[Figure record listings]:
==================================================

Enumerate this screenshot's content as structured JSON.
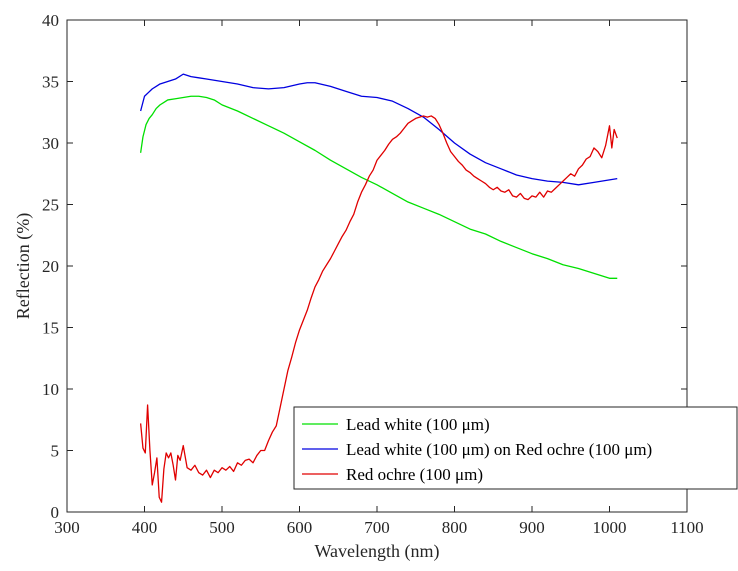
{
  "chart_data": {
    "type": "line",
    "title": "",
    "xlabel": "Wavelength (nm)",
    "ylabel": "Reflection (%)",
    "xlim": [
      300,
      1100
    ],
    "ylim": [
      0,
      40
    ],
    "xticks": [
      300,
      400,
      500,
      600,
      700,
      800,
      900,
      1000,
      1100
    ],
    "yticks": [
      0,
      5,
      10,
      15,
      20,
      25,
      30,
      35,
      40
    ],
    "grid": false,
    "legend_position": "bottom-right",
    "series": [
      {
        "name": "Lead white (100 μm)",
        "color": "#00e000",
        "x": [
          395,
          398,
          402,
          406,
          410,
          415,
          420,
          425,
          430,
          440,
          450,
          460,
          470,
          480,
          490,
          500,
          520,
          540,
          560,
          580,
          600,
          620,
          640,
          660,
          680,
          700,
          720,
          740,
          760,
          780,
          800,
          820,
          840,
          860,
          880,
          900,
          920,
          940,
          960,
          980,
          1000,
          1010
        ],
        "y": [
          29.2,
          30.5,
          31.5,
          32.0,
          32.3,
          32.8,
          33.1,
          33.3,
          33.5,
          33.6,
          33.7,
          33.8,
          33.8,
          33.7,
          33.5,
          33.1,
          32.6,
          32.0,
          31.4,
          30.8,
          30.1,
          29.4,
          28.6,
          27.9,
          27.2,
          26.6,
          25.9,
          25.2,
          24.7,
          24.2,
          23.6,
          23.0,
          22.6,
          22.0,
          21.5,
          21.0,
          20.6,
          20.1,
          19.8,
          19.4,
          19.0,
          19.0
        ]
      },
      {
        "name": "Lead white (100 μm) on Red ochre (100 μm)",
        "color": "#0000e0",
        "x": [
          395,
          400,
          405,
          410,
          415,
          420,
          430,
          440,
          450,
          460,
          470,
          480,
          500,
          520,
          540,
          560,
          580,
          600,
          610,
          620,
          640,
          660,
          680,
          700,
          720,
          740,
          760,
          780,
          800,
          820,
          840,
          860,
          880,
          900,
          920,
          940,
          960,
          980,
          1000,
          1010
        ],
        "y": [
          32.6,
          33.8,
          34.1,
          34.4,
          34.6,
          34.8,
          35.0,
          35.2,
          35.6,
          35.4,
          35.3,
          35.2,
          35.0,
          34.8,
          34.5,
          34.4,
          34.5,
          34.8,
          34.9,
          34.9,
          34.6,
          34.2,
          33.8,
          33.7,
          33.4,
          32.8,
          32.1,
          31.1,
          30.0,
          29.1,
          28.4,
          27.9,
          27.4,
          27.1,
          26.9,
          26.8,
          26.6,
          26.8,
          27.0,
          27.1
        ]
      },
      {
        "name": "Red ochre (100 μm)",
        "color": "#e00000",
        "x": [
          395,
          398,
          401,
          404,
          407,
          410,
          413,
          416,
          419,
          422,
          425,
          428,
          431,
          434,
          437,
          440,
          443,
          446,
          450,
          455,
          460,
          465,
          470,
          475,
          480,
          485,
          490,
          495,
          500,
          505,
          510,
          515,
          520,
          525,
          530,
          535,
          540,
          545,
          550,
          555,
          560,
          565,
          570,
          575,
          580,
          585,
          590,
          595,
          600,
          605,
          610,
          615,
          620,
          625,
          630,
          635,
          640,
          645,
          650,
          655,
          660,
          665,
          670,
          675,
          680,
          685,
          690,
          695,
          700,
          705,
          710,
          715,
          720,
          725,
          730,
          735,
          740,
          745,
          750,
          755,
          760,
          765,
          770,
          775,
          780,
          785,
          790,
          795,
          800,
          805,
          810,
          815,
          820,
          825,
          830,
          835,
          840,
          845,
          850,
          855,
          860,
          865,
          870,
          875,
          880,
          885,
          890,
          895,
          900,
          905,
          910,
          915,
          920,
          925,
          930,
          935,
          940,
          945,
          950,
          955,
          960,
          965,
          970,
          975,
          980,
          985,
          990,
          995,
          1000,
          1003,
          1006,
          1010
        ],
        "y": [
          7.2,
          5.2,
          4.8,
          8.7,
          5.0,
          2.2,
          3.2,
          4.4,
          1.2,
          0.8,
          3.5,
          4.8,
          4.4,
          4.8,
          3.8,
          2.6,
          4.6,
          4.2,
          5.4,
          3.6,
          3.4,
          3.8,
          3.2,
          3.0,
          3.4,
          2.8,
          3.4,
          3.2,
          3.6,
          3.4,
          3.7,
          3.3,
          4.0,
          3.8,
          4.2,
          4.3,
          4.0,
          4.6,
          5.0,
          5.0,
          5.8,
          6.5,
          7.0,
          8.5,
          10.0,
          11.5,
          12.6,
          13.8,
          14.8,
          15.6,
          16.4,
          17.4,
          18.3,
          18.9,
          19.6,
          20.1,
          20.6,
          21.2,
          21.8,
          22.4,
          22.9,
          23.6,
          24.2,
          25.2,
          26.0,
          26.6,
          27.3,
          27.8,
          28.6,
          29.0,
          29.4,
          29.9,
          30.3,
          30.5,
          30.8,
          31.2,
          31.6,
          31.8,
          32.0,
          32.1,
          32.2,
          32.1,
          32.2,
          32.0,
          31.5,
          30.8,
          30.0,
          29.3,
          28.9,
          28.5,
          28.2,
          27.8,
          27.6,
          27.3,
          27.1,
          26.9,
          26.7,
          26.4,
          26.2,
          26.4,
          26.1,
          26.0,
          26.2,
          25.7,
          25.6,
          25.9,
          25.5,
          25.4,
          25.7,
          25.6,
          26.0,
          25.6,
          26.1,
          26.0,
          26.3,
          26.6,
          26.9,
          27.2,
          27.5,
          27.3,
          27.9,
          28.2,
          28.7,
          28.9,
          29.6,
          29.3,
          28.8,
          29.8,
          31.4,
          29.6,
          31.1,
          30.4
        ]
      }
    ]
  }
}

==================================================

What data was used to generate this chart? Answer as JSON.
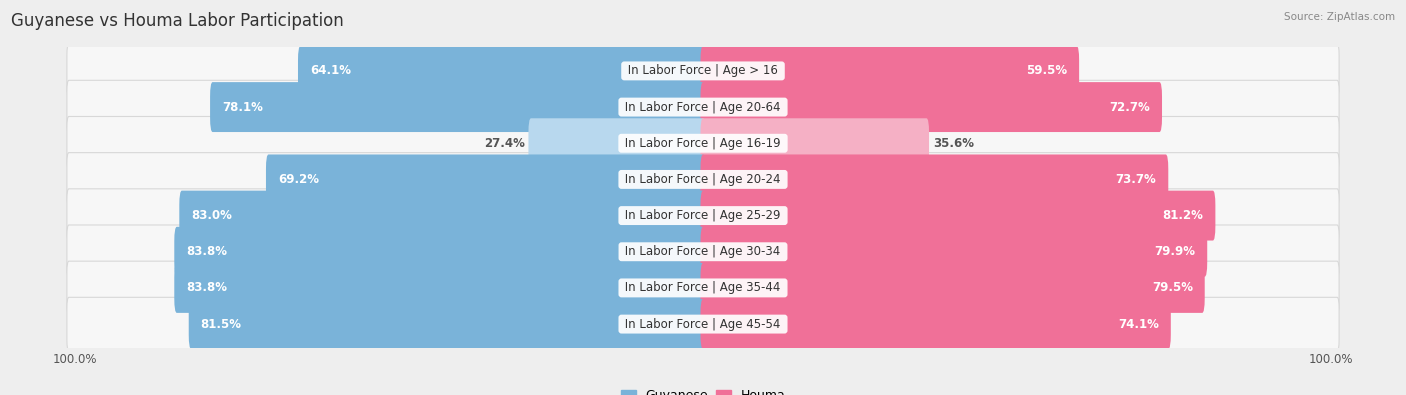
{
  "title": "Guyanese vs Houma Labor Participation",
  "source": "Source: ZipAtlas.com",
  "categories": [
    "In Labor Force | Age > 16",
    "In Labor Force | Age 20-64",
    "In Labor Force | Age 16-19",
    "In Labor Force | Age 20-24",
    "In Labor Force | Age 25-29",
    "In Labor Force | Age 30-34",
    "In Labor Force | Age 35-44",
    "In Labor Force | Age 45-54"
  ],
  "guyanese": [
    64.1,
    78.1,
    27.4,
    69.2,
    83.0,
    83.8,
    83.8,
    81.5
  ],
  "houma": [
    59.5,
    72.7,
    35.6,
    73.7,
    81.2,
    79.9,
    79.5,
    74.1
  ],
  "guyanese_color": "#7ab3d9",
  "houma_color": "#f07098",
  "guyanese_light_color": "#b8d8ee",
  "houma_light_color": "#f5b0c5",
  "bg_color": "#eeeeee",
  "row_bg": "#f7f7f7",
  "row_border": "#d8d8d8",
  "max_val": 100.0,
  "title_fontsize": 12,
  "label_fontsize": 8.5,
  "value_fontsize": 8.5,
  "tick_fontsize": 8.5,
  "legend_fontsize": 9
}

==================================================

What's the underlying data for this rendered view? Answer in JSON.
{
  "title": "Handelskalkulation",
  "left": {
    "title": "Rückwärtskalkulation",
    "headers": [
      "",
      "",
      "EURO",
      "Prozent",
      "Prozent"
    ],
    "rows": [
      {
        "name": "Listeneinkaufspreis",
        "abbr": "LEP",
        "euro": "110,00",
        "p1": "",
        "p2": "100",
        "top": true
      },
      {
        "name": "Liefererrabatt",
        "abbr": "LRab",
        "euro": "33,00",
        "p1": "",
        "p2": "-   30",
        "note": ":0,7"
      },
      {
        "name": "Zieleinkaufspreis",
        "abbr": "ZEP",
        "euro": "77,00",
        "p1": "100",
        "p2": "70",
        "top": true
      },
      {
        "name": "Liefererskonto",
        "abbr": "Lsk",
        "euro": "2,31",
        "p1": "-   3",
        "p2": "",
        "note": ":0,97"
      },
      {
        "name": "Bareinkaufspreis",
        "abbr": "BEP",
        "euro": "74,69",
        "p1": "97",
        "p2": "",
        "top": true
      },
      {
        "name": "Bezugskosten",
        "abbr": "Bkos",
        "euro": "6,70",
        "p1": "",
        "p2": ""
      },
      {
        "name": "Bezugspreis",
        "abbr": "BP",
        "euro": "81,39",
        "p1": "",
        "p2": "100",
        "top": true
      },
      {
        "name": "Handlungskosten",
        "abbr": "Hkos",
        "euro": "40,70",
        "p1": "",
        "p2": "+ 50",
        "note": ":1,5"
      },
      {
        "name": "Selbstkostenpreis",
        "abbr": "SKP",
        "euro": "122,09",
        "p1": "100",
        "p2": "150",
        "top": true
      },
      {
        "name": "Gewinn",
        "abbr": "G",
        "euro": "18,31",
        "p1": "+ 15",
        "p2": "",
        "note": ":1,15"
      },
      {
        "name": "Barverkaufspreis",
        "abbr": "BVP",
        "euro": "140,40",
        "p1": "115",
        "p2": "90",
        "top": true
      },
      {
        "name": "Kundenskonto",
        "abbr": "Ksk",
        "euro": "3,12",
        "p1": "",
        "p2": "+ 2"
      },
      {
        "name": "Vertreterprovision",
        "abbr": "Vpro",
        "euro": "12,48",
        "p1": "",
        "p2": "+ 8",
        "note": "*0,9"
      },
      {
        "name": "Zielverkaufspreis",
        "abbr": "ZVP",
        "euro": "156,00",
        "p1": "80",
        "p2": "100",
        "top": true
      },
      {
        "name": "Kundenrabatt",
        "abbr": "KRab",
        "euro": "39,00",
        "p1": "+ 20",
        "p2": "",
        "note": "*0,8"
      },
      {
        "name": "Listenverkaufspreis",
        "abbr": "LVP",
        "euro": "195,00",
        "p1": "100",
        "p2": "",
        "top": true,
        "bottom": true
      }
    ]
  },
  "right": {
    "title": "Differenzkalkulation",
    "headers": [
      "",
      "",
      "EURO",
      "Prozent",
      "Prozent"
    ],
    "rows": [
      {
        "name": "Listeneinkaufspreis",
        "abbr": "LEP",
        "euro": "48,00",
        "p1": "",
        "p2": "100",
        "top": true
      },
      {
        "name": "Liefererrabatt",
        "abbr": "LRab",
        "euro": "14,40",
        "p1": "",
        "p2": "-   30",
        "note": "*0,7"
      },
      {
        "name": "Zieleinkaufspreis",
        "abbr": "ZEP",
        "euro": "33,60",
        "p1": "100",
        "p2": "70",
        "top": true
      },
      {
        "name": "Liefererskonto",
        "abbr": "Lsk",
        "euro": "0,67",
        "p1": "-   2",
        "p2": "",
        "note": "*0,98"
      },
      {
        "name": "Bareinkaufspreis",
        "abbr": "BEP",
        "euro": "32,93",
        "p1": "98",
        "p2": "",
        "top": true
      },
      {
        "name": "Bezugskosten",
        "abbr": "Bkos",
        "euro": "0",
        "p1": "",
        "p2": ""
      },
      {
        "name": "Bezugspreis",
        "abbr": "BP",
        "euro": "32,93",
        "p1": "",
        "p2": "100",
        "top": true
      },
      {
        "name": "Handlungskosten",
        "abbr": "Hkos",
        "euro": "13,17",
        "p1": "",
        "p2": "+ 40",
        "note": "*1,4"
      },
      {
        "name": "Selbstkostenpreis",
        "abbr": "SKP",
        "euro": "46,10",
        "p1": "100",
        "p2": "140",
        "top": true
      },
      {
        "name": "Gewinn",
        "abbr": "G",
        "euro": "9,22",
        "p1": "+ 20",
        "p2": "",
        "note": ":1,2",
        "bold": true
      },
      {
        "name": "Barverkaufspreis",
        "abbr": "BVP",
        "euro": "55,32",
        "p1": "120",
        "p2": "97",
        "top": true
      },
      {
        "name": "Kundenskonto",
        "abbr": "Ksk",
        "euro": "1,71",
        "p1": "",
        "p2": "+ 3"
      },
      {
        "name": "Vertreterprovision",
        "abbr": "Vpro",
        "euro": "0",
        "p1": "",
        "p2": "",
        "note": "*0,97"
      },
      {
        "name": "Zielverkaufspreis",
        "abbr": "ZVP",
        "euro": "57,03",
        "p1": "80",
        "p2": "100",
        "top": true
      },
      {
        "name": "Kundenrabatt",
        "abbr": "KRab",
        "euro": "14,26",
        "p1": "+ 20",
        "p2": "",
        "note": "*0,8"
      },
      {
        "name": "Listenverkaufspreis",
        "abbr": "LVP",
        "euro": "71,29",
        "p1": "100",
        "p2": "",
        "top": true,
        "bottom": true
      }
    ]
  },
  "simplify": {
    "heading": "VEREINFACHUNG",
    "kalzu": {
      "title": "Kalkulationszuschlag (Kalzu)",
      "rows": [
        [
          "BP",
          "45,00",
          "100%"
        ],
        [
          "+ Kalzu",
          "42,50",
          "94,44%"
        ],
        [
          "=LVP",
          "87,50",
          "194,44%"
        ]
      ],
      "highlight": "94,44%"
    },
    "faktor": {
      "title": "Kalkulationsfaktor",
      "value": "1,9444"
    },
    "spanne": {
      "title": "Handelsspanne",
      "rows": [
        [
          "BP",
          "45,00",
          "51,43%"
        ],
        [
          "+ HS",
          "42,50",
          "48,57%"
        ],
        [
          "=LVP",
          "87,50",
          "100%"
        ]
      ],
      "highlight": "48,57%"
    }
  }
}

==================================================

[GOAL OF THE EXERCISE]: Give the count of lines holding the word "ochre", with no other words.

[EXERCISE OUTPUT]: 2